## Data entries:
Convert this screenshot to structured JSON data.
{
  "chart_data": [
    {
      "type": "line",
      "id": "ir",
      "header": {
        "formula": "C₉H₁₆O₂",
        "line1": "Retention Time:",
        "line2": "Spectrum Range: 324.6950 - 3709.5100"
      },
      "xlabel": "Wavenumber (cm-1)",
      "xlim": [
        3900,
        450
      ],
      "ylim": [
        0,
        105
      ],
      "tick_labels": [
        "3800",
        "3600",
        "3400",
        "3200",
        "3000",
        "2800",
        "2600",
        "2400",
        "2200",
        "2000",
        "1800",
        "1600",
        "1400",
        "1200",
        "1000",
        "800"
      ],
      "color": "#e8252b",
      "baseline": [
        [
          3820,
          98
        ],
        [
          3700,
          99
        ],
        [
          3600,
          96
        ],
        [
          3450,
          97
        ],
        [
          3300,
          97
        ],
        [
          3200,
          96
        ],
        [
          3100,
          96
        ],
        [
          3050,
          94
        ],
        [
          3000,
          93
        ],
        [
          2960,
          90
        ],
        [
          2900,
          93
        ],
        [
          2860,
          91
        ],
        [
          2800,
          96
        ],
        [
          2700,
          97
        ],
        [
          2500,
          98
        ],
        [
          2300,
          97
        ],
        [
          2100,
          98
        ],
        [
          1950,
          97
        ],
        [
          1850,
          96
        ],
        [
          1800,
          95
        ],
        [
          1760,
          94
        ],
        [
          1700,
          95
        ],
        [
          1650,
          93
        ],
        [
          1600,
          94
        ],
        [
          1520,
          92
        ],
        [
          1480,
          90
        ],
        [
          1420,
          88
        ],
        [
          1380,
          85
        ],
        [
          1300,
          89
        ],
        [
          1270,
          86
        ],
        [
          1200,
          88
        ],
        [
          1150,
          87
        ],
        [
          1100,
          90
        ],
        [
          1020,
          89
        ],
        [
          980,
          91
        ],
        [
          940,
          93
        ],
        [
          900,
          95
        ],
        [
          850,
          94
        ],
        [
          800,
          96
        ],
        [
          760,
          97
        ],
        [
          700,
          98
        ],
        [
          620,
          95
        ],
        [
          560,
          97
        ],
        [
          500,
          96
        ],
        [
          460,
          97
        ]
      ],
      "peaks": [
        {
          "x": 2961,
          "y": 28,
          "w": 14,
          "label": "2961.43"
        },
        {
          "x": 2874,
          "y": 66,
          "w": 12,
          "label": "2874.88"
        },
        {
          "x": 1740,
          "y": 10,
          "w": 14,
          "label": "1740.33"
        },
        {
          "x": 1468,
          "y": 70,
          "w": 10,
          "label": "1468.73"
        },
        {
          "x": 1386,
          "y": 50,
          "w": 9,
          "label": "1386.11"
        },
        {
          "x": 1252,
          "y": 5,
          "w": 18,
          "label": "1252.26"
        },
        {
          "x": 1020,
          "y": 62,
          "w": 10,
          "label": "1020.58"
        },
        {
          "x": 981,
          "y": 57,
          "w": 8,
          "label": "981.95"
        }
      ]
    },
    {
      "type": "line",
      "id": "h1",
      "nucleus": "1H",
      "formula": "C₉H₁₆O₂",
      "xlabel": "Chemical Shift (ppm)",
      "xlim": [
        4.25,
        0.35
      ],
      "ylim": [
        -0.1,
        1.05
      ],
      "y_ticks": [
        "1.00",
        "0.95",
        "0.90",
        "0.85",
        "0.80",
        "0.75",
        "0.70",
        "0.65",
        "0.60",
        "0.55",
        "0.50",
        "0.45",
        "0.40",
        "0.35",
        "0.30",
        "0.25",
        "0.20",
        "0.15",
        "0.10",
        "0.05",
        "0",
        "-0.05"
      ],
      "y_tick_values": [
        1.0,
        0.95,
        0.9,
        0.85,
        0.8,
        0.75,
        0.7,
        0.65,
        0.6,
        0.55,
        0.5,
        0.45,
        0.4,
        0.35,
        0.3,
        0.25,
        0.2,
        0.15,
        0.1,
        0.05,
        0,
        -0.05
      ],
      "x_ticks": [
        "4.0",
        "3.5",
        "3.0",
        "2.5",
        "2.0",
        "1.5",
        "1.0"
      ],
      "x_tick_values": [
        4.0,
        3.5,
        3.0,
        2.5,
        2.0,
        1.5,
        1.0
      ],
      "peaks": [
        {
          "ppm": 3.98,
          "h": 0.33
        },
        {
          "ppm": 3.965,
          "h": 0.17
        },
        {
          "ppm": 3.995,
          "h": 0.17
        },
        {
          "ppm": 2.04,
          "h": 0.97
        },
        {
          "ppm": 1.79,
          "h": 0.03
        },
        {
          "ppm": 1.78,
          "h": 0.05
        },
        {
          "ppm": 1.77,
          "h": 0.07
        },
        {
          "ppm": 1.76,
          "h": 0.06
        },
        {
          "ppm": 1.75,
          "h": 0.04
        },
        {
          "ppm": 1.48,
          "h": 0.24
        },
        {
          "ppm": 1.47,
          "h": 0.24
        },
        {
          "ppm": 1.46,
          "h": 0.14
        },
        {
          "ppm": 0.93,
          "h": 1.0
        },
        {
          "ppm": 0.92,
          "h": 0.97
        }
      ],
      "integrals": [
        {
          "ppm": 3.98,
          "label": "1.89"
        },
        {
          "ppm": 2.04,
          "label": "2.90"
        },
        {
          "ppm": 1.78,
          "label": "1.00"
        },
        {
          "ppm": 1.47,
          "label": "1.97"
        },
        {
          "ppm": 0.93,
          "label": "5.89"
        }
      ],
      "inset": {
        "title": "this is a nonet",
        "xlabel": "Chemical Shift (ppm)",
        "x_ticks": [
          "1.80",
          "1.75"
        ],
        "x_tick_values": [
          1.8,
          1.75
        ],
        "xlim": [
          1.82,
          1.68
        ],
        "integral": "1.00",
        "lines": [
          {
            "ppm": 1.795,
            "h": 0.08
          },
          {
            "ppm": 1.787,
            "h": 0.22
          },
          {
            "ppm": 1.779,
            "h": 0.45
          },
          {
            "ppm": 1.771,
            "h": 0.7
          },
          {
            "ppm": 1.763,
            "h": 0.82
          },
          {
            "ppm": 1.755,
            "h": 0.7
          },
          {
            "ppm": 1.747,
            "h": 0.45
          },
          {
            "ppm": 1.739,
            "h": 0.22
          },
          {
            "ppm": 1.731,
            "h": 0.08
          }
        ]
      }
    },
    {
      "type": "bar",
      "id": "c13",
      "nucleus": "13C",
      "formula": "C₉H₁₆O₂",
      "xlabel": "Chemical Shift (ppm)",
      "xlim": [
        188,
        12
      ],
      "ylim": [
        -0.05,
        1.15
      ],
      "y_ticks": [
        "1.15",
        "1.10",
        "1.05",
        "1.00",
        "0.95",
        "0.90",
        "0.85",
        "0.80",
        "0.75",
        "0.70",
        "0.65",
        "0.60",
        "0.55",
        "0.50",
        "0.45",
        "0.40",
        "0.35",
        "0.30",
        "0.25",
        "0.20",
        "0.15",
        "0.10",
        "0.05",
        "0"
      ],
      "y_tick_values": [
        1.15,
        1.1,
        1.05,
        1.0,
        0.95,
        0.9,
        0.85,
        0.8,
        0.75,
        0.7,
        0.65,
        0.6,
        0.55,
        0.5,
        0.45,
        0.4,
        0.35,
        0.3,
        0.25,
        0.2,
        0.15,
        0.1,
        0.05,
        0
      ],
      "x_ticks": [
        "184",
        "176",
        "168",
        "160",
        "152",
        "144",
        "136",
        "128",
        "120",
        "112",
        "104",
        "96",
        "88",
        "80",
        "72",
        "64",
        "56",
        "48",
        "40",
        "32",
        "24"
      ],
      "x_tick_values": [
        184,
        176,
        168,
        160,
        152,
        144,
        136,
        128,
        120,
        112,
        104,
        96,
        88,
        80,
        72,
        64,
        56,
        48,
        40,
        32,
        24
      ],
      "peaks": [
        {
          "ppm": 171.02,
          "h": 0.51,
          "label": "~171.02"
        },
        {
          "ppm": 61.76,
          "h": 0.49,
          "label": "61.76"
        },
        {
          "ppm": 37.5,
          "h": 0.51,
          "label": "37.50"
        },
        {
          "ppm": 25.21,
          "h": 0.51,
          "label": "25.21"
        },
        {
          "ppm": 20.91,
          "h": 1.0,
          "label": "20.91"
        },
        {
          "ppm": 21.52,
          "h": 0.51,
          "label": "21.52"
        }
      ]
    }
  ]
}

## Required work:
Scan the entries above for the word "this" and collect each line holding it.

## Right answer:
Convert this screenshot to structured JSON data.
        "title": "this is a nonet",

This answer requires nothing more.